Aufklärung ohne Plan
Zur Lesung in Dresden kommt Sarah Kuttner mit ihrem Strickstammtisch, aber ohne Jack Russell Terrier. Der Hund hat Lesungs-Burn-Out, zittert vor Abreise aus Berlin überzeugend genug, dass er nicht mit muss. Die Strick-Mädels dagegen erfreuen sich bester Gesundheit, kippen auf der Zugfahrt reichlich Prosecco und kichern über dies und das. Nach der Show wird Kuttner zuallererst pullern, dann eine rauchen und erst danach wird sie Bücher signieren. All das weiß man nach den ersten Minuten ihrer Lesung. Munter erzählt eine berufsjugendliche 33-Jährige von ihrem bisherigen Tag, der nicht so toll gewesen wäre, wofür das Publikum freilich nichts könne. Unterhaltsames Blabla, das einen ganz gut vorbereitet auf den Ton von „Wachstumsschmerz“, ihren zweiten Roman, der Ende 2011 im S. Fischer Verlag veröffentlicht wurde.

• [ZU ERLEDIGEN]:
Setz den Bericht über Sarah Kuttners Lesung in Dresden nach seinem letzten Satz fort. Das Material stammt aus einer anderen Quelle.

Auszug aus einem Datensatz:

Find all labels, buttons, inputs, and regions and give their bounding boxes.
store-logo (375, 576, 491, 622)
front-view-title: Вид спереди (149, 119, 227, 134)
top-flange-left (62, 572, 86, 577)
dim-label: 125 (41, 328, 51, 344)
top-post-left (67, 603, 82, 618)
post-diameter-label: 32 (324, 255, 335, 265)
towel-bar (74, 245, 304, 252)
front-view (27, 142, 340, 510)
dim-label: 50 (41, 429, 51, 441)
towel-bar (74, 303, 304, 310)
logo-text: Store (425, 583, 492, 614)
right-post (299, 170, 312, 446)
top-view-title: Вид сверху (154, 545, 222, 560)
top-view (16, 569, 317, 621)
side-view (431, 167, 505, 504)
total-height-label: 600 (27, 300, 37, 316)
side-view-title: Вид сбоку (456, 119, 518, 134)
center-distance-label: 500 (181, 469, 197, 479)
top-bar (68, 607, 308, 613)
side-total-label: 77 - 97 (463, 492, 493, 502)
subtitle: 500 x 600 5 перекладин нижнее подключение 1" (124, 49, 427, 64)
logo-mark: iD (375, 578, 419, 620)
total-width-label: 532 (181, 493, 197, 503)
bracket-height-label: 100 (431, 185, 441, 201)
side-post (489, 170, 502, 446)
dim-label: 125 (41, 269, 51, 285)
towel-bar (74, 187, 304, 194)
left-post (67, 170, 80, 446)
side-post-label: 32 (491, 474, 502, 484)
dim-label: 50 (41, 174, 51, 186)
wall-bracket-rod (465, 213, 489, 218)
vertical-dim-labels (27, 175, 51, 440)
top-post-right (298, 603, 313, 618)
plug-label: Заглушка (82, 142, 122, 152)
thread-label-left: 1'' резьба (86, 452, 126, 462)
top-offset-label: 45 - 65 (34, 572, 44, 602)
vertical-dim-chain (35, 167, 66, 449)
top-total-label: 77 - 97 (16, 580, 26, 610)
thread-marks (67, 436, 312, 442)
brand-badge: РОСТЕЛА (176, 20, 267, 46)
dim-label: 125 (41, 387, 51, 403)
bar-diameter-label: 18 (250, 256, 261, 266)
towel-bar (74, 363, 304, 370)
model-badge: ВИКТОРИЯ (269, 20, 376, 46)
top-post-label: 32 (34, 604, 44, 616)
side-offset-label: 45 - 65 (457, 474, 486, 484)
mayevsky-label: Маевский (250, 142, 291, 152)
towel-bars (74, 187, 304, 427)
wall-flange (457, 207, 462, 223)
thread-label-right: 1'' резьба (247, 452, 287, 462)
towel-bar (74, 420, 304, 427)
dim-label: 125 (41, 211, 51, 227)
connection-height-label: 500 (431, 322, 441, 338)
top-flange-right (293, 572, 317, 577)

• [ERGEBNIS]:
Denn „Wachstumsschmerz“ ist selbst wie ein endloses Selbstgespräch. Sie schreibt darüber, wie man sich fühlt, mit Anfang 30, wenn man zwar alt genug ist für so ziemlich alles, aber nicht weiß, wie man das in konstruktives Erwachsensein umsetzen soll. Ihre Protagonistin, Kuttner nennt sie Luise, beschließt trotzdem, ihre Freiheit irgendwo anzupflocken. Weniger, weil sie das selbst für die richtige Entscheidung hält, sondern weil man ja irgendwo anfangen muss mit dem Ernstmachen und es fürs Kinderkriegen wirklich noch zu früh sei. Die Herrenschneiderin zieht also mit Flo zusammen, einem freundlichen Assistenzmanager einer Kletterhalle, mit dem sie schon dreieinhalb Jahre zusammen ist, den sie liebt und mit dem sie die gleiche Lebensgeschwindigkeit teilt. Sie finden eine Wohnung, sie ziehen ein, und irgendwann später gehen sie wieder auseinander.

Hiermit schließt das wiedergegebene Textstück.